======== Extracted data ========
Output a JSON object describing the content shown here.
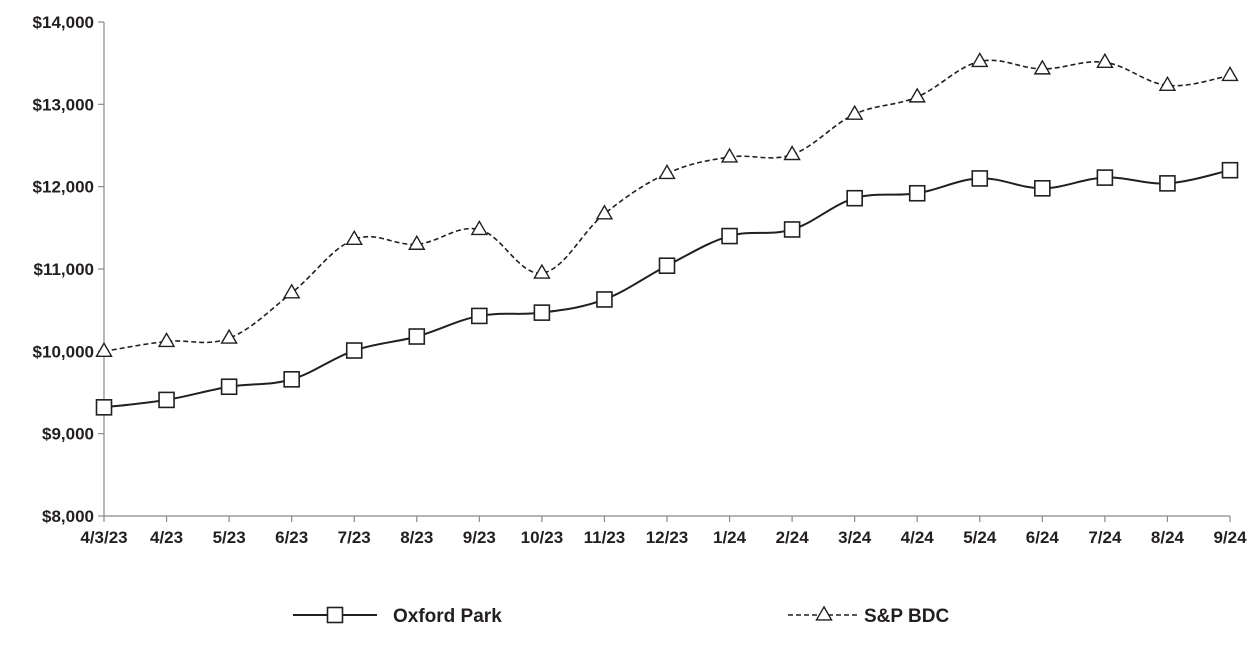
{
  "chart_data": {
    "type": "line",
    "categories": [
      "4/3/23",
      "4/23",
      "5/23",
      "6/23",
      "7/23",
      "8/23",
      "9/23",
      "10/23",
      "11/23",
      "12/23",
      "1/24",
      "2/24",
      "3/24",
      "4/24",
      "5/24",
      "6/24",
      "7/24",
      "8/24",
      "9/24"
    ],
    "y_ticks": [
      "$8,000",
      "$9,000",
      "$10,000",
      "$11,000",
      "$12,000",
      "$13,000",
      "$14,000"
    ],
    "ylim": [
      8000,
      14000
    ],
    "grid": false,
    "legend_position": "bottom",
    "series": [
      {
        "name": "Oxford Park",
        "line_style": "solid",
        "marker": "square",
        "color": "#231f20",
        "values": [
          9320,
          9410,
          9570,
          9660,
          10010,
          10180,
          10430,
          10470,
          10630,
          11040,
          11400,
          11480,
          11860,
          11920,
          12100,
          11980,
          12110,
          12040,
          12200
        ]
      },
      {
        "name": "S&P BDC",
        "line_style": "dashed",
        "marker": "triangle",
        "color": "#231f20",
        "values": [
          10000,
          10120,
          10160,
          10710,
          11360,
          11300,
          11480,
          10950,
          11670,
          12160,
          12360,
          12390,
          12880,
          13090,
          13520,
          13430,
          13510,
          13230,
          13350
        ]
      }
    ]
  }
}
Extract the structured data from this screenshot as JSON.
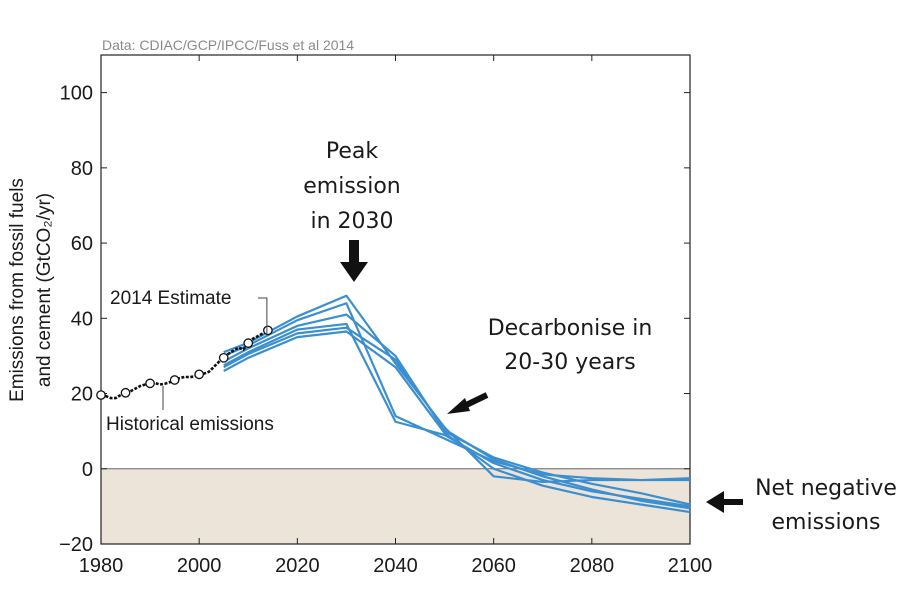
{
  "chart_data": {
    "type": "line",
    "source": "Data: CDIAC/GCP/IPCC/Fuss et al 2014",
    "ylabel_line1": "Emissions from fossil fuels",
    "ylabel_line2": "and cement (GtCO₂/yr)",
    "xlim": [
      1980,
      2100
    ],
    "ylim": [
      -20,
      110
    ],
    "x_ticks": [
      1980,
      2000,
      2020,
      2040,
      2060,
      2080,
      2100
    ],
    "y_ticks": [
      -20,
      0,
      20,
      40,
      60,
      80,
      100
    ],
    "grid": false,
    "colors": {
      "historical": "#111111",
      "scenarios": "#3b8fd0",
      "negative_region": "#ece4d8",
      "arrow": "#111111"
    },
    "historical": {
      "name": "Historical emissions",
      "x": [
        1980,
        1981,
        1982,
        1983,
        1984,
        1985,
        1986,
        1987,
        1988,
        1989,
        1990,
        1991,
        1992,
        1993,
        1994,
        1995,
        1996,
        1997,
        1998,
        1999,
        2000,
        2001,
        2002,
        2003,
        2004,
        2005,
        2006,
        2007,
        2008,
        2009,
        2010,
        2011,
        2012,
        2013,
        2014
      ],
      "y": [
        19.6,
        19.3,
        18.8,
        18.8,
        19.6,
        20.2,
        20.6,
        21.3,
        22.0,
        22.4,
        22.7,
        22.8,
        22.4,
        22.6,
        23.0,
        23.6,
        24.1,
        24.4,
        24.4,
        24.5,
        25.1,
        25.3,
        25.8,
        27.1,
        28.4,
        29.5,
        30.6,
        31.4,
        32.2,
        31.7,
        33.4,
        34.6,
        35.3,
        36.0,
        36.8
      ],
      "markers_x": [
        1980,
        1985,
        1990,
        1995,
        2000,
        2005,
        2010,
        2014
      ],
      "markers_y": [
        19.6,
        20.2,
        22.7,
        23.6,
        25.1,
        29.5,
        33.4,
        36.8
      ]
    },
    "scenarios": [
      {
        "x": [
          2005,
          2010,
          2020,
          2030,
          2040,
          2050,
          2060,
          2070,
          2080,
          2090,
          2100
        ],
        "y": [
          31,
          33.5,
          40.5,
          46,
          28,
          11,
          -2,
          -3.5,
          -3,
          -3,
          -2.5
        ]
      },
      {
        "x": [
          2005,
          2010,
          2020,
          2030,
          2040,
          2050,
          2060,
          2070,
          2080,
          2090,
          2100
        ],
        "y": [
          30,
          32.8,
          39.5,
          44,
          14,
          8,
          2,
          -1.5,
          -2.5,
          -3,
          -3
        ]
      },
      {
        "x": [
          2005,
          2010,
          2020,
          2030,
          2040,
          2050,
          2060,
          2070,
          2080,
          2090,
          2100
        ],
        "y": [
          28.5,
          32,
          38,
          41,
          30,
          10,
          3,
          -1,
          -4,
          -6.5,
          -9.5
        ]
      },
      {
        "x": [
          2005,
          2010,
          2020,
          2030,
          2040,
          2050,
          2060,
          2070,
          2080,
          2090,
          2100
        ],
        "y": [
          27.5,
          31,
          37,
          38.5,
          12.5,
          9,
          1.5,
          -3,
          -6,
          -8,
          -10
        ]
      },
      {
        "x": [
          2005,
          2010,
          2020,
          2030,
          2040,
          2050,
          2060,
          2070,
          2080,
          2090,
          2100
        ],
        "y": [
          27,
          30.5,
          36,
          37.5,
          29,
          10.5,
          2.5,
          -2,
          -5.5,
          -8.5,
          -10.5
        ]
      },
      {
        "x": [
          2005,
          2010,
          2020,
          2030,
          2040,
          2050,
          2060,
          2070,
          2080,
          2090,
          2100
        ],
        "y": [
          26,
          29.5,
          35,
          36.5,
          27,
          9.5,
          0,
          -4.5,
          -7.5,
          -9.5,
          -11.5
        ]
      }
    ],
    "labels": {
      "estimate": "2014 Estimate",
      "historical": "Historical emissions"
    },
    "annotations": {
      "peak": [
        "Peak",
        "emission",
        "in 2030"
      ],
      "decarbonise": [
        "Decarbonise in",
        "20-30 years"
      ],
      "negative": [
        "Net negative",
        "emissions"
      ]
    }
  }
}
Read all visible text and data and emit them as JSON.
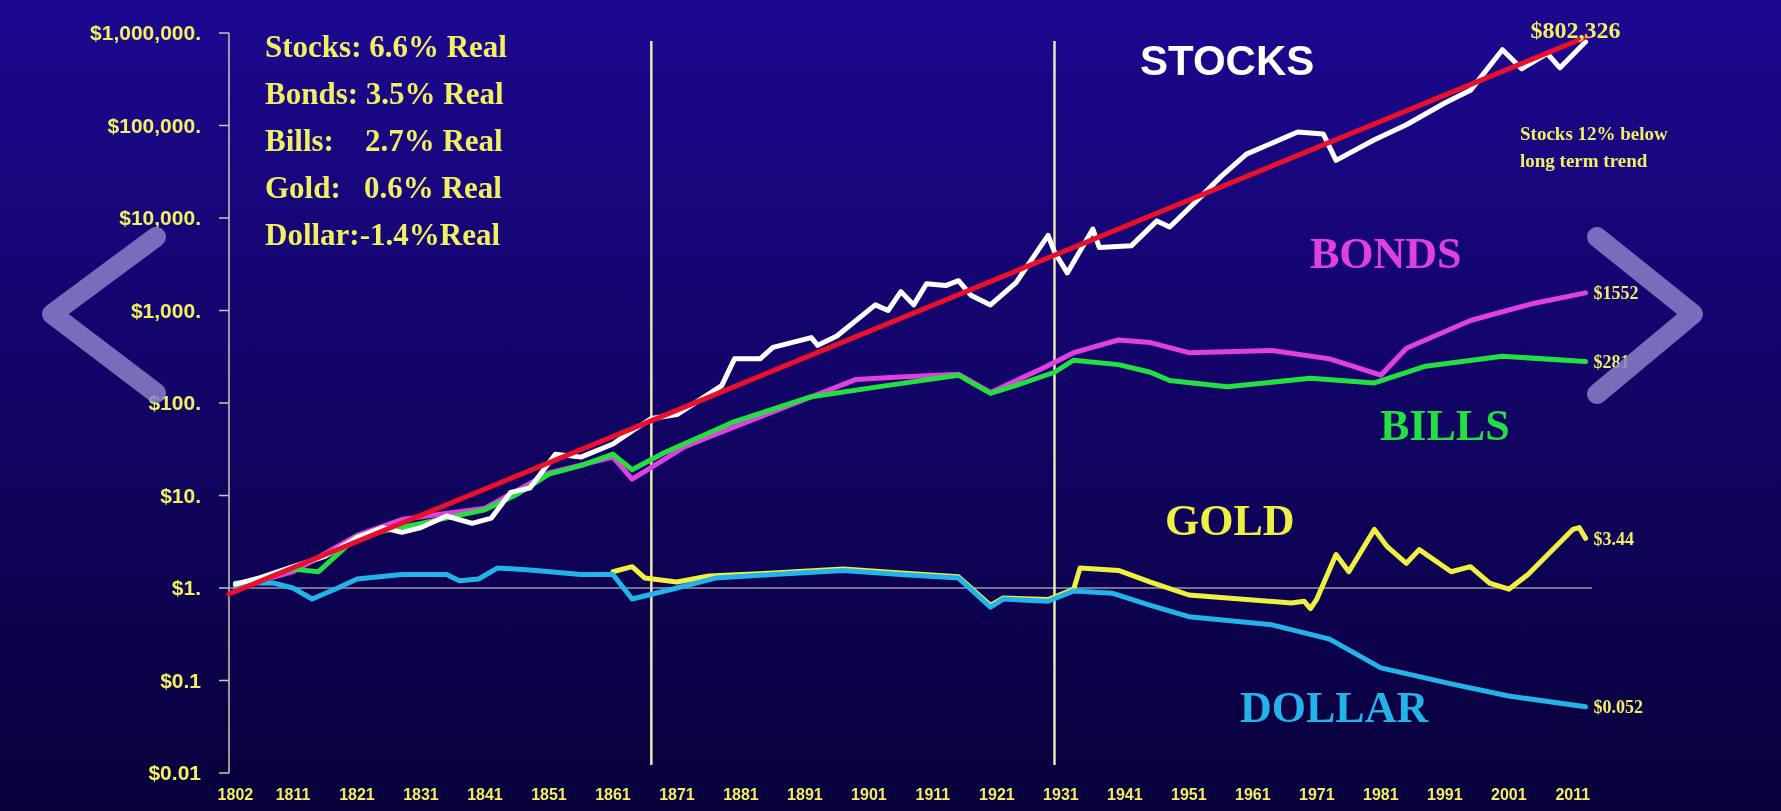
{
  "chart_data": {
    "type": "line",
    "log": "y",
    "xlim": [
      1801,
      2014
    ],
    "ylim": [
      0.01,
      1000000
    ],
    "xticks": [
      1802,
      1811,
      1821,
      1831,
      1841,
      1851,
      1861,
      1871,
      1881,
      1891,
      1901,
      1911,
      1921,
      1931,
      1941,
      1951,
      1961,
      1971,
      1981,
      1991,
      2001,
      2011
    ],
    "yticks": [
      {
        "value": 0.01,
        "label": "$0.01"
      },
      {
        "value": 0.1,
        "label": "$0.1"
      },
      {
        "value": 1,
        "label": "$1."
      },
      {
        "value": 10,
        "label": "$10."
      },
      {
        "value": 100,
        "label": "$100."
      },
      {
        "value": 1000,
        "label": "$1,000."
      },
      {
        "value": 10000,
        "label": "$10,000."
      },
      {
        "value": 100000,
        "label": "$100,000."
      },
      {
        "value": 1000000,
        "label": "$1,000,000."
      }
    ],
    "grid": false,
    "series": [
      {
        "name": "BONDS",
        "color": "#e040e0",
        "x": [
          1802,
          1811,
          1821,
          1828,
          1841,
          1851,
          1861,
          1864,
          1872,
          1876,
          1899,
          1905,
          1915,
          1920,
          1928,
          1933,
          1940,
          1945,
          1951,
          1964,
          1973,
          1981,
          1985,
          1995,
          2005,
          2013
        ],
        "values": [
          1.0,
          1.5,
          3.7,
          5.5,
          7.3,
          17.5,
          26,
          15,
          33,
          43,
          180,
          190,
          205,
          130,
          235,
          350,
          480,
          450,
          350,
          370,
          300,
          200,
          390,
          780,
          1200,
          1552
        ],
        "value_labels": [
          null,
          null,
          null,
          null,
          null,
          null,
          null,
          null,
          null,
          null,
          null,
          null,
          null,
          null,
          null,
          null,
          null,
          null,
          null,
          null,
          null,
          null,
          null,
          null,
          null,
          "$1552"
        ]
      },
      {
        "name": "BILLS",
        "color": "#22e040",
        "x": [
          1802,
          1811,
          1815,
          1821,
          1831,
          1841,
          1846,
          1851,
          1856,
          1861,
          1864,
          1869,
          1880,
          1892,
          1904,
          1915,
          1920,
          1924,
          1930,
          1933,
          1940,
          1945,
          1948,
          1957,
          1970,
          1980,
          1988,
          2000,
          2013
        ],
        "values": [
          1.07,
          1.6,
          1.5,
          3.6,
          5,
          7,
          10.3,
          17,
          21,
          28,
          19,
          29,
          63,
          117,
          155,
          200,
          127,
          155,
          215,
          290,
          260,
          215,
          175,
          150,
          185,
          165,
          250,
          320,
          281
        ],
        "value_labels": [
          null,
          null,
          null,
          null,
          null,
          null,
          null,
          null,
          null,
          null,
          null,
          null,
          null,
          null,
          null,
          null,
          null,
          null,
          null,
          null,
          null,
          null,
          null,
          null,
          null,
          null,
          null,
          null,
          "$281"
        ]
      },
      {
        "name": "GOLD",
        "color": "#f0f040",
        "x": [
          1861,
          1864,
          1866,
          1871,
          1876,
          1886,
          1897,
          1906,
          1915,
          1920,
          1922,
          1929,
          1933,
          1934,
          1940,
          1945,
          1951,
          1967,
          1969,
          1970,
          1971,
          1974,
          1976,
          1980,
          1982,
          1985,
          1987,
          1992,
          1995,
          1998,
          2001,
          2004,
          2011,
          2012,
          2013
        ],
        "values": [
          1.5,
          1.7,
          1.28,
          1.16,
          1.35,
          1.45,
          1.6,
          1.45,
          1.32,
          0.65,
          0.78,
          0.75,
          0.97,
          1.65,
          1.55,
          1.16,
          0.84,
          0.69,
          0.72,
          0.6,
          0.76,
          2.3,
          1.5,
          4.3,
          2.8,
          1.85,
          2.6,
          1.5,
          1.7,
          1.13,
          0.97,
          1.4,
          4.3,
          4.5,
          3.44
        ],
        "value_labels": [
          null,
          null,
          null,
          null,
          null,
          null,
          null,
          null,
          null,
          null,
          null,
          null,
          null,
          null,
          null,
          null,
          null,
          null,
          null,
          null,
          null,
          null,
          null,
          null,
          null,
          null,
          null,
          null,
          null,
          null,
          null,
          null,
          null,
          null,
          "$3.44"
        ]
      },
      {
        "name": "DOLLAR",
        "color": "#22b4e8",
        "x": [
          1802,
          1808,
          1811,
          1814,
          1818,
          1821,
          1828,
          1835,
          1837,
          1840,
          1843,
          1849,
          1856,
          1861,
          1864,
          1871,
          1877,
          1886,
          1897,
          1906,
          1915,
          1920,
          1922,
          1929,
          1933,
          1939,
          1945,
          1951,
          1964,
          1973,
          1981,
          1992,
          2001,
          2013
        ],
        "values": [
          1.13,
          1.13,
          1.0,
          0.76,
          1.0,
          1.25,
          1.4,
          1.4,
          1.2,
          1.25,
          1.65,
          1.55,
          1.4,
          1.4,
          0.76,
          1.0,
          1.28,
          1.4,
          1.55,
          1.4,
          1.28,
          0.62,
          0.76,
          0.72,
          0.93,
          0.88,
          0.65,
          0.49,
          0.4,
          0.28,
          0.137,
          0.092,
          0.068,
          0.052
        ],
        "value_labels": [
          null,
          null,
          null,
          null,
          null,
          null,
          null,
          null,
          null,
          null,
          null,
          null,
          null,
          null,
          null,
          null,
          null,
          null,
          null,
          null,
          null,
          null,
          null,
          null,
          null,
          null,
          null,
          null,
          null,
          null,
          null,
          null,
          null,
          "$0.052"
        ]
      },
      {
        "name": "STOCKS",
        "color": "#ffffff",
        "x": [
          1802,
          1806,
          1811,
          1816,
          1821,
          1825,
          1828,
          1831,
          1835,
          1839,
          1842,
          1845,
          1848,
          1852,
          1856,
          1861,
          1864,
          1867,
          1871,
          1878,
          1880,
          1884,
          1886,
          1892,
          1893,
          1896,
          1902,
          1904,
          1906,
          1908,
          1910,
          1913,
          1915,
          1917,
          1920,
          1924,
          1929,
          1930,
          1932,
          1936,
          1937,
          1942,
          1946,
          1948,
          1952,
          1956,
          1960,
          1968,
          1972,
          1974,
          1980,
          1985,
          1991,
          1995,
          2000,
          2003,
          2007,
          2009,
          2013
        ],
        "values": [
          1.1,
          1.3,
          1.7,
          2.2,
          3.5,
          4.5,
          4.0,
          4.5,
          6,
          5,
          5.7,
          10.8,
          12,
          28,
          26,
          36,
          50,
          68,
          75,
          154,
          300,
          300,
          400,
          510,
          420,
          530,
          1150,
          1000,
          1600,
          1150,
          1950,
          1860,
          2100,
          1450,
          1150,
          2000,
          6500,
          4300,
          2550,
          7600,
          4800,
          5000,
          9300,
          8000,
          14800,
          28000,
          49000,
          85000,
          81000,
          42000,
          70000,
          102000,
          175000,
          240000,
          660000,
          410000,
          600000,
          420000,
          802326
        ],
        "value_labels": [
          null,
          null,
          null,
          null,
          null,
          null,
          null,
          null,
          null,
          null,
          null,
          null,
          null,
          null,
          null,
          null,
          null,
          null,
          null,
          null,
          null,
          null,
          null,
          null,
          null,
          null,
          null,
          null,
          null,
          null,
          null,
          null,
          null,
          null,
          null,
          null,
          null,
          null,
          null,
          null,
          null,
          null,
          null,
          null,
          null,
          null,
          null,
          null,
          null,
          null,
          null,
          null,
          null,
          null,
          null,
          null,
          null,
          null,
          "$802,326"
        ]
      },
      {
        "type": "line",
        "color": "#e8102a",
        "x": [
          1801,
          2013
        ],
        "values": [
          0.86,
          900000
        ]
      }
    ],
    "ref_lines": [
      {
        "axis": "y",
        "value": 1,
        "color": "#9a9aa8"
      },
      {
        "axis": "x",
        "value": 1867,
        "color": "#e8e8b0"
      },
      {
        "axis": "x",
        "value": 1930,
        "color": "#e8e8b0"
      }
    ],
    "annotations": [
      "Stocks: 6.6% Real",
      "Bonds: 3.5% Real",
      "Bills:    2.7% Real",
      "Gold:   0.6% Real",
      "Dollar:-1.4%Real",
      "Stocks 12% below long term trend"
    ]
  }
}
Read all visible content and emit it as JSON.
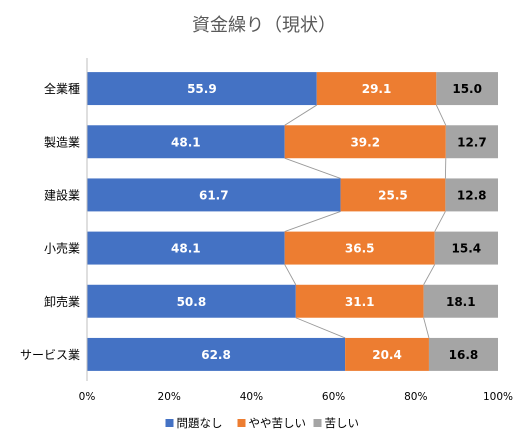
========
▸ **Task statement**:
Count the lines of the listing above that include the word "Real" and state the total with nothing else.

▸ **Completed exercise**:
5